Extracted records
++++++++

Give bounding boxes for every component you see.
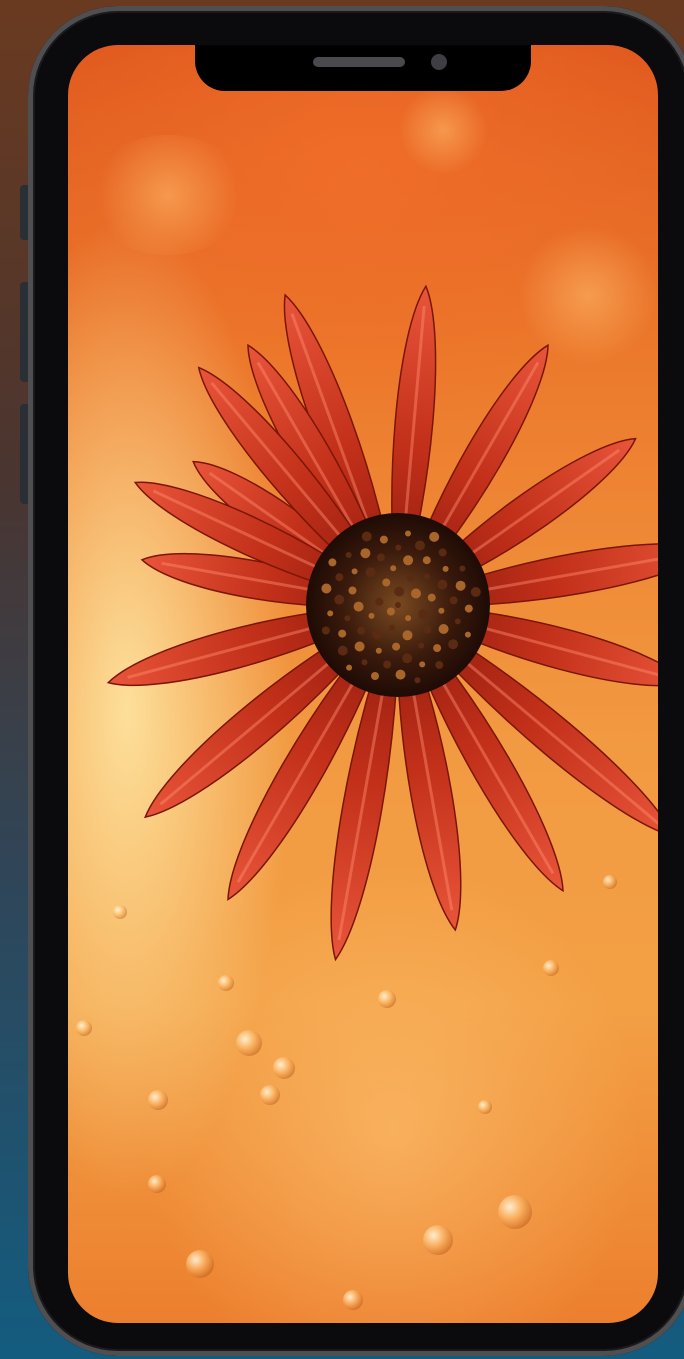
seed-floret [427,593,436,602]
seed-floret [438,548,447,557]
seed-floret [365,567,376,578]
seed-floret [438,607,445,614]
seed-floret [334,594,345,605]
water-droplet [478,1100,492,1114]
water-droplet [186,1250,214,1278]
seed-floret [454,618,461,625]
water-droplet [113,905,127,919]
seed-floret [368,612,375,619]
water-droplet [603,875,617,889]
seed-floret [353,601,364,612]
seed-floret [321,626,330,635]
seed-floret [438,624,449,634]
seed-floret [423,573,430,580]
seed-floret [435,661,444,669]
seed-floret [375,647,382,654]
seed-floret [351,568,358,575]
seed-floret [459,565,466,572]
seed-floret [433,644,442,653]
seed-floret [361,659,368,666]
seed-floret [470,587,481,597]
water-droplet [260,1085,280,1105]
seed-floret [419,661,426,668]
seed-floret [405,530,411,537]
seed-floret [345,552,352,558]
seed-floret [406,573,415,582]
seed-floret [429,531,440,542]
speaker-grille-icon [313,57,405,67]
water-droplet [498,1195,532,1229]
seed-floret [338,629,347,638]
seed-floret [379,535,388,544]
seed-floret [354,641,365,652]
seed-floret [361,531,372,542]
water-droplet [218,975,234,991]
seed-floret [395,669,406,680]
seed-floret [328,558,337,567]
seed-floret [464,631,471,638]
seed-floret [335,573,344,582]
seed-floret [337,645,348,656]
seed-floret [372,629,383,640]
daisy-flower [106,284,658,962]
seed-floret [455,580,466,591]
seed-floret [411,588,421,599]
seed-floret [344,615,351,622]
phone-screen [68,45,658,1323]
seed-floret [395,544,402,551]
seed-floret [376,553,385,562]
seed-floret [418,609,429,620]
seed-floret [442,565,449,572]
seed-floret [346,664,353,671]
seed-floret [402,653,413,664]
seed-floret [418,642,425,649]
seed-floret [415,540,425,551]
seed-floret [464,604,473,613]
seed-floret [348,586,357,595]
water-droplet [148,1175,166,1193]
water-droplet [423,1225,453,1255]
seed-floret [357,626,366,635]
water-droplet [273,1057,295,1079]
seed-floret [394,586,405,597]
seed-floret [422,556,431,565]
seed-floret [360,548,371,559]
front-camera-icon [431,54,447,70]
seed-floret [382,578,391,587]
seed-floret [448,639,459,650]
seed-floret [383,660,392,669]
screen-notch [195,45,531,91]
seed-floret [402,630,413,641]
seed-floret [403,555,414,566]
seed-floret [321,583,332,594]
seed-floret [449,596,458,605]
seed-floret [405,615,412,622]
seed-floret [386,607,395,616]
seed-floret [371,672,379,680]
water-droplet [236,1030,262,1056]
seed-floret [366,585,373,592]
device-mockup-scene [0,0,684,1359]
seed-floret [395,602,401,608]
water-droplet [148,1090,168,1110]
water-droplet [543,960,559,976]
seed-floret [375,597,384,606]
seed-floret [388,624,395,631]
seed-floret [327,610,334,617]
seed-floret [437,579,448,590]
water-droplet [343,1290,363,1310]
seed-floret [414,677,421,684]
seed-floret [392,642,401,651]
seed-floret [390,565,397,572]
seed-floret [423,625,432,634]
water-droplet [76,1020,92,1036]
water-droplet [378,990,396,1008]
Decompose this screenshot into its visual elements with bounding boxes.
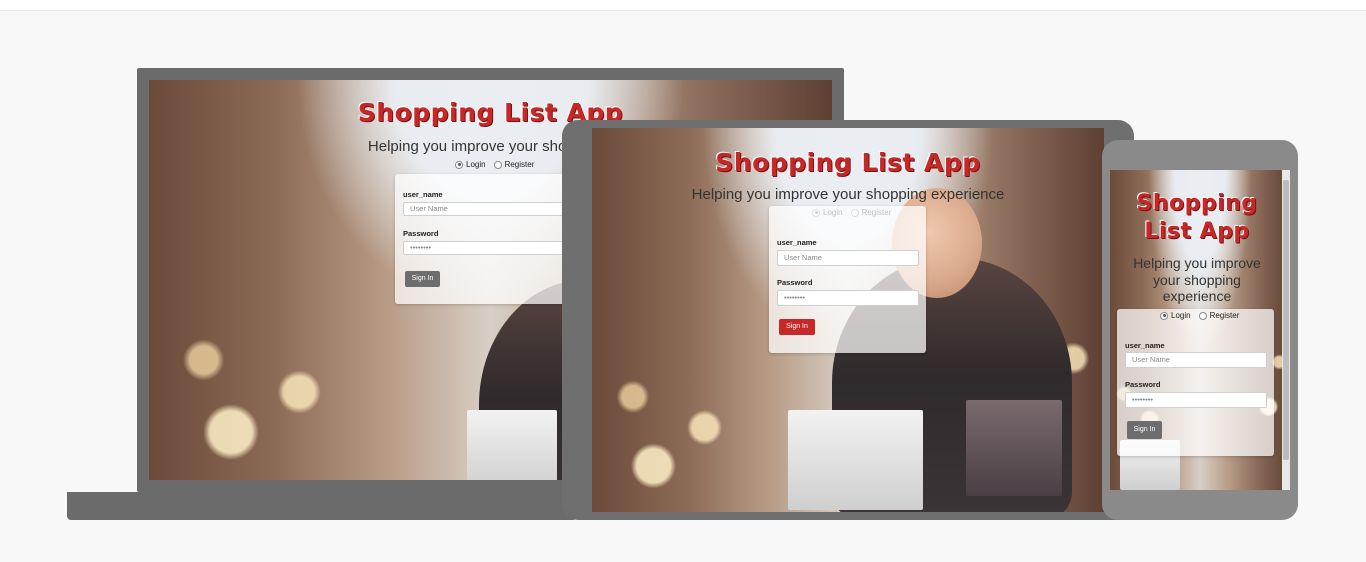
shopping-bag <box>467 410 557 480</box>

++++++++

▸ **EXERCISE GOAL**: Convert the material into a Markdown table with the columns Row and Entry, where Row is a running number and Entry holds one line, and skip any blank lines. Begin at the line that contains "seed-floret [427,593,436,602]" and stop after the line that contains "seed-floret [366,585,373,592]".

▸ **SOLUTION TO THE EXERCISE**:
| Row | Entry |
|---|---|
| 1 | seed-floret [427,593,436,602] |
| 2 | seed-floret [438,548,447,557] |
| 3 | seed-floret [365,567,376,578] |
| 4 | seed-floret [438,607,445,614] |
| 5 | seed-floret [334,594,345,605] |
| 6 | water-droplet [478,1100,492,1114] |
| 7 | water-droplet [186,1250,214,1278] |
| 8 | seed-floret [454,618,461,625] |
| 9 | water-droplet [113,905,127,919] |
| 10 | seed-floret [368,612,375,619] |
| 11 | water-droplet [603,875,617,889] |
| 12 | seed-floret [353,601,364,612] |
| 13 | seed-floret [321,626,330,635] |
| 14 | seed-floret [438,624,449,634] |
| 15 | seed-floret [423,573,430,580] |
| 16 | seed-floret [435,661,444,669] |
| 17 | seed-floret [375,647,382,654] |
| 18 | seed-floret [351,568,358,575] |
| 19 | seed-floret [459,565,466,572] |
| 20 | seed-floret [433,644,442,653] |
| 21 | seed-floret [361,659,368,666] |
| 22 | seed-floret [470,587,481,597] |
| 23 | water-droplet [260,1085,280,1105] |
| 24 | seed-floret [419,661,426,668] |
| 25 | seed-floret [405,530,411,537] |
| 26 | seed-floret [345,552,352,558] |
| 27 | seed-floret [406,573,415,582] |
| 28 | seed-floret [429,531,440,542] |
| 29 | speaker-grille-icon [313,57,405,67] |
| 30 | water-droplet [498,1195,532,1229] |
| 31 | seed-floret [338,629,347,638] |
| 32 | seed-floret [379,535,388,544] |
| 33 | seed-floret [354,641,365,652] |
| 34 | seed-floret [361,531,372,542] |
| 35 | water-droplet [218,975,234,991] |
| 36 | seed-floret [395,669,406,680] |
| 37 | seed-floret [328,558,337,567] |
| 38 | seed-floret [464,631,471,638] |
| 39 | seed-floret [335,573,344,582] |
| 40 | seed-floret [337,645,348,656] |
| 41 | seed-floret [372,629,383,640] |
| 42 | daisy-flower [106,284,658,962] |
| 43 | seed-floret [455,580,466,591] |
| 44 | seed-floret [411,588,421,599] |
| 45 | seed-floret [344,615,351,622] |
| 46 | phone-screen [68,45,658,1323] |
| 47 | seed-floret [395,544,402,551] |
| 48 | seed-floret [376,553,385,562] |
| 49 | seed-floret [418,609,429,620] |
| 50 | seed-floret [442,565,449,572] |
| 51 | seed-floret [346,664,353,671] |
| 52 | seed-floret [402,653,413,664] |
| 53 | seed-floret [418,642,425,649] |
| 54 | seed-floret [415,540,425,551] |
| 55 | seed-floret [464,604,473,613] |
| 56 | seed-floret [348,586,357,595] |
| 57 | water-droplet [148,1175,166,1193] |
| 58 | water-droplet [423,1225,453,1255] |
| 59 | seed-floret [357,626,366,635] |
| 60 | water-droplet [273,1057,295,1079] |
| 61 | seed-floret [394,586,405,597] |
| 62 | seed-floret [422,556,431,565] |
| 63 | seed-floret [360,548,371,559] |
| 64 | front-camera-icon [431,54,447,70] |
| 65 | seed-floret [382,578,391,587] |
| 66 | seed-floret [448,639,459,650] |
| 67 | seed-floret [383,660,392,669] |
| 68 | screen-notch [195,45,531,91] |
| 69 | seed-floret [402,630,413,641] |
| 70 | seed-floret [403,555,414,566] |
| 71 | seed-floret [321,583,332,594] |
| 72 | seed-floret [449,596,458,605] |
| 73 | seed-floret [405,615,412,622] |
| 74 | seed-floret [386,607,395,616] |
| 75 | seed-floret [371,672,379,680] |
| 76 | water-droplet [236,1030,262,1056] |
| 77 | seed-floret [366,585,373,592] |